[START OF The records]

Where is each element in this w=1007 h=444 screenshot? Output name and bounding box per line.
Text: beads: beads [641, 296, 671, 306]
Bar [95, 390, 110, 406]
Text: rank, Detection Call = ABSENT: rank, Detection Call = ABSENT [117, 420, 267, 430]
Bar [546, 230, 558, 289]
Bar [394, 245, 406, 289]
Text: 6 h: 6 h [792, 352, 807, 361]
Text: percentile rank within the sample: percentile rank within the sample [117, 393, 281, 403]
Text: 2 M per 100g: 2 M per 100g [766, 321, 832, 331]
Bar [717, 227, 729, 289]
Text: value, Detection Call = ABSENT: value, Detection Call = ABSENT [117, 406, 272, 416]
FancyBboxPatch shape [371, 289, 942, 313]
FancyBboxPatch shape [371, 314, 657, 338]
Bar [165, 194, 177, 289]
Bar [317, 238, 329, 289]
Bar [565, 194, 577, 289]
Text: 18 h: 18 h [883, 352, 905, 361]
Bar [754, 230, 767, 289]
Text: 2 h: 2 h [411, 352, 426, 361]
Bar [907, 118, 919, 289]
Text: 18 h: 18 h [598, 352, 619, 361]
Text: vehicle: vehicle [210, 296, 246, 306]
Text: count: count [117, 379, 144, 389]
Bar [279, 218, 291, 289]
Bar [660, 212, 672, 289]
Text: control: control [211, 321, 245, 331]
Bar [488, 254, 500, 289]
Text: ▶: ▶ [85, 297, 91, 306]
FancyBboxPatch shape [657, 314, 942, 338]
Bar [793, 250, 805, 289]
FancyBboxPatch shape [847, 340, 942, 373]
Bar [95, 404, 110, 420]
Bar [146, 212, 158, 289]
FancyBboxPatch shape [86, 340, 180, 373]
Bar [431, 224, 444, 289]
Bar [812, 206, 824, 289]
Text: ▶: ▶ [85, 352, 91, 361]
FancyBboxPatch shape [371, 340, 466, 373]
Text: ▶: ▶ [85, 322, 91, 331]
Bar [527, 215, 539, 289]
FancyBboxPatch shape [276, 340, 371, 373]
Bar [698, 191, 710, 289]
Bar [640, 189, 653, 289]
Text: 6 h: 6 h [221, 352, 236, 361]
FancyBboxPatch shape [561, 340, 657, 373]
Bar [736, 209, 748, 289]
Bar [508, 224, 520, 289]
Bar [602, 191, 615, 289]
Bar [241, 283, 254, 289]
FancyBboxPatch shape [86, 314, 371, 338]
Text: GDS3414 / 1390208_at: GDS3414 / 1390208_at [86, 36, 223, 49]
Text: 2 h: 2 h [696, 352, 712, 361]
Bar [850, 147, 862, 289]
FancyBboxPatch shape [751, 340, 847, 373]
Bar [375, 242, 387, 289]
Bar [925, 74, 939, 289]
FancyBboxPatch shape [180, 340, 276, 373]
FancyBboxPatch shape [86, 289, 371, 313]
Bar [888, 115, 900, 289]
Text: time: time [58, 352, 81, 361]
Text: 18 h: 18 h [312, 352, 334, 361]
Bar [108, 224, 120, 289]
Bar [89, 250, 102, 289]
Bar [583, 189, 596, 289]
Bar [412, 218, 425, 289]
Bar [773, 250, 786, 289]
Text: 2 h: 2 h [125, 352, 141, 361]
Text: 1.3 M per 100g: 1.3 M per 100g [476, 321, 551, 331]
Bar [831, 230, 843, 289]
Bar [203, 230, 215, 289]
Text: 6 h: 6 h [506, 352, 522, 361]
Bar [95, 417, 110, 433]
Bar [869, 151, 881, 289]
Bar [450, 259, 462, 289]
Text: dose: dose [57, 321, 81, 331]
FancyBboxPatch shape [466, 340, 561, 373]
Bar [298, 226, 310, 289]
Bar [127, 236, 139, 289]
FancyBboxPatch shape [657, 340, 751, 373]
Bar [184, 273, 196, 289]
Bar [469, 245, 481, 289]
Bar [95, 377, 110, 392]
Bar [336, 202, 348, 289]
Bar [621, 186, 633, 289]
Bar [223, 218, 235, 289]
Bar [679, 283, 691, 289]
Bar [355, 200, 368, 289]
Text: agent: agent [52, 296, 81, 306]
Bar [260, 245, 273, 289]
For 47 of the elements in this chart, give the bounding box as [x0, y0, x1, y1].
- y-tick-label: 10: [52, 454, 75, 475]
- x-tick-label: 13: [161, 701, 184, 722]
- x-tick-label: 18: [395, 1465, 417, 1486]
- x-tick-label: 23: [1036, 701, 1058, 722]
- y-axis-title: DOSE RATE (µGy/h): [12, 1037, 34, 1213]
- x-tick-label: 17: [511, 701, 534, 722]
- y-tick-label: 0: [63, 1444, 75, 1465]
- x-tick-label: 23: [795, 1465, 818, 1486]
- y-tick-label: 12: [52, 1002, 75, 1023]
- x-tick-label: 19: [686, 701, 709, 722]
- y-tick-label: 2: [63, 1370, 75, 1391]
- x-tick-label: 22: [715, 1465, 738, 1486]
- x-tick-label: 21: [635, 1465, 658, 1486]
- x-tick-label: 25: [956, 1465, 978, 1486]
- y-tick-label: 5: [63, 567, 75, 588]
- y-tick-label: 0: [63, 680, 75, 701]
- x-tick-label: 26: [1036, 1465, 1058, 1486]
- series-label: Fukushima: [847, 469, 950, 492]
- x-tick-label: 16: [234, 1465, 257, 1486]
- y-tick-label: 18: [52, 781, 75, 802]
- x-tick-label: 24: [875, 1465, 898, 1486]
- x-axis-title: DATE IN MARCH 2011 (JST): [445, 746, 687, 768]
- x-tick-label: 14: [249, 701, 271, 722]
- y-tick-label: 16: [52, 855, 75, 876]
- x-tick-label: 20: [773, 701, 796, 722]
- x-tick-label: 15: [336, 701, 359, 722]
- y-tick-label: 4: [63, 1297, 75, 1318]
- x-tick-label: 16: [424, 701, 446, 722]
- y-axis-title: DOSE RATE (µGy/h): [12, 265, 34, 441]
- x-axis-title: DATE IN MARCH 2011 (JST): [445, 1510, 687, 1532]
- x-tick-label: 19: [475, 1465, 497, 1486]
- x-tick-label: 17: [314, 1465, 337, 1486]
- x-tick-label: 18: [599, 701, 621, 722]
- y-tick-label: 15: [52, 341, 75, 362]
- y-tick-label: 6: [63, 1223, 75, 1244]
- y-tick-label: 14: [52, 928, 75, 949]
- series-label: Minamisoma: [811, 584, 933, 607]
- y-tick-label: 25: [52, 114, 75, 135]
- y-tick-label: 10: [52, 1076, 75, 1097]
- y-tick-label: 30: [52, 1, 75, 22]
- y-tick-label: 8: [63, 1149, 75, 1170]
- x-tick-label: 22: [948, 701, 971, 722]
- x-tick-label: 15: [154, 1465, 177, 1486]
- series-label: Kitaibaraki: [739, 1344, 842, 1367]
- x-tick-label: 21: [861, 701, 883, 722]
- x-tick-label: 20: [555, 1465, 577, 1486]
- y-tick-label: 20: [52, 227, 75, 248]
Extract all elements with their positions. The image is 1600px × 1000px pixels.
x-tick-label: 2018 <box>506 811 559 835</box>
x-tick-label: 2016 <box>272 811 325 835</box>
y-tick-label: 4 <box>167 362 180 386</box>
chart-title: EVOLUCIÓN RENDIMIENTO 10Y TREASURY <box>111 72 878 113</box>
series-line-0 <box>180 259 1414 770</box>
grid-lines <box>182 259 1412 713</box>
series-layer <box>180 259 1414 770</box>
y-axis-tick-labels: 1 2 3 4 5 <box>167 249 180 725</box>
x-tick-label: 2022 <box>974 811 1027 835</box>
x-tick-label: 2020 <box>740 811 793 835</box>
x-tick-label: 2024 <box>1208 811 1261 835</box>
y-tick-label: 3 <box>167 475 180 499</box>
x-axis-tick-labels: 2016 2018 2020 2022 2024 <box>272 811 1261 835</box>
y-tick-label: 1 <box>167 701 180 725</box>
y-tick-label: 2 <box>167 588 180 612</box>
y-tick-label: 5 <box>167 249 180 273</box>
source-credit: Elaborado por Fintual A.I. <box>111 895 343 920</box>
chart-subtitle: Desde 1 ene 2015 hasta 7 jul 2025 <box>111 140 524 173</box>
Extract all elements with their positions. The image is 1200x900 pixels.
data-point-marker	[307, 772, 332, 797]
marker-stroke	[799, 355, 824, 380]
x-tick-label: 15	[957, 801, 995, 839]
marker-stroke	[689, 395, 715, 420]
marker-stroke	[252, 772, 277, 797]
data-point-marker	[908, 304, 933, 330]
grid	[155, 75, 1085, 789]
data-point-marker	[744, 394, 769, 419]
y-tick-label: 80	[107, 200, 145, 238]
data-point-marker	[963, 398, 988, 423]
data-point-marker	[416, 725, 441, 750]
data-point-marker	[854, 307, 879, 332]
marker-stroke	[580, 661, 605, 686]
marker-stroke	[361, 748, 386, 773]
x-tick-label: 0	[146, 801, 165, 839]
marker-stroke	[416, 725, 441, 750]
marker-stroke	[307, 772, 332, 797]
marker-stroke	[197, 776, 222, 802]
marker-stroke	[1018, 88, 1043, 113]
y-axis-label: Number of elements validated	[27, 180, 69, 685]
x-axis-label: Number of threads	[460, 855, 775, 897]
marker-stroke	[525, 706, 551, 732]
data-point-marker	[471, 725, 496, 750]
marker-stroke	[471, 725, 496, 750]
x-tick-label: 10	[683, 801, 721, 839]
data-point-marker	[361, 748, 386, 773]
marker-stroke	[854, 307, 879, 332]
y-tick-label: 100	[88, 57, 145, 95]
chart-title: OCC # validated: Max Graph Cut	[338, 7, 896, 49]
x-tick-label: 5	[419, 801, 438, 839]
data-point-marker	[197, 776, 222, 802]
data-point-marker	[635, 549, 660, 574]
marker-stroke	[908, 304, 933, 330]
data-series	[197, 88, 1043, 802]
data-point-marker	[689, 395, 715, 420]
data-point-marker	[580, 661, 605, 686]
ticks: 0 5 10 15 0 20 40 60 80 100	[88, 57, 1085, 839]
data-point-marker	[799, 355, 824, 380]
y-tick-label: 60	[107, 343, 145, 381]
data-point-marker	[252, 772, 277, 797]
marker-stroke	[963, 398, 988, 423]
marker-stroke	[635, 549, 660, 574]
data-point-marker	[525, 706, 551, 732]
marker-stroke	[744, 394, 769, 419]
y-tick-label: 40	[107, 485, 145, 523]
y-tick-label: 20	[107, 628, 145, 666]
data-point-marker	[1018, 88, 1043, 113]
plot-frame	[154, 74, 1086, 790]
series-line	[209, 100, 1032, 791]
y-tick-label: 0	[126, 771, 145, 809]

[END OF The records]

Exercise: Reproduce the material word for word, starting at its first line and ending at the line that contains "FancyBboxPatch shape [86, 314, 371, 338]", with both ends included.

Written solution:
Where is each element in this w=1007 h=444 screenshot? Output name and bounding box per line.
Text: beads: beads [641, 296, 671, 306]
Bar [95, 390, 110, 406]
Text: rank, Detection Call = ABSENT: rank, Detection Call = ABSENT [117, 420, 267, 430]
Bar [546, 230, 558, 289]
Bar [394, 245, 406, 289]
Text: 6 h: 6 h [792, 352, 807, 361]
Text: percentile rank within the sample: percentile rank within the sample [117, 393, 281, 403]
Text: 2 M per 100g: 2 M per 100g [766, 321, 832, 331]
Bar [717, 227, 729, 289]
Text: value, Detection Call = ABSENT: value, Detection Call = ABSENT [117, 406, 272, 416]
FancyBboxPatch shape [371, 289, 942, 313]
FancyBboxPatch shape [371, 314, 657, 338]
Bar [165, 194, 177, 289]
Bar [317, 238, 329, 289]
Bar [565, 194, 577, 289]
Text: 18 h: 18 h [883, 352, 905, 361]
Bar [754, 230, 767, 289]
Text: 2 h: 2 h [411, 352, 426, 361]
Bar [907, 118, 919, 289]
Text: 18 h: 18 h [598, 352, 619, 361]
Text: vehicle: vehicle [210, 296, 246, 306]
Text: count: count [117, 379, 144, 389]
Bar [279, 218, 291, 289]
Bar [660, 212, 672, 289]
Text: control: control [211, 321, 245, 331]
Bar [488, 254, 500, 289]
Text: ▶: ▶ [85, 297, 91, 306]
FancyBboxPatch shape [657, 314, 942, 338]
Bar [793, 250, 805, 289]
FancyBboxPatch shape [847, 340, 942, 373]
Bar [95, 404, 110, 420]
Bar [146, 212, 158, 289]
FancyBboxPatch shape [86, 340, 180, 373]
Bar [431, 224, 444, 289]
Bar [812, 206, 824, 289]
Text: ▶: ▶ [85, 352, 91, 361]
FancyBboxPatch shape [371, 340, 466, 373]
Text: ▶: ▶ [85, 322, 91, 331]
Bar [527, 215, 539, 289]
FancyBboxPatch shape [276, 340, 371, 373]
Bar [698, 191, 710, 289]
Bar [640, 189, 653, 289]
Text: 6 h: 6 h [221, 352, 236, 361]
FancyBboxPatch shape [561, 340, 657, 373]
Bar [736, 209, 748, 289]
Bar [508, 224, 520, 289]
Bar [602, 191, 615, 289]
Bar [241, 283, 254, 289]
FancyBboxPatch shape [86, 314, 371, 338]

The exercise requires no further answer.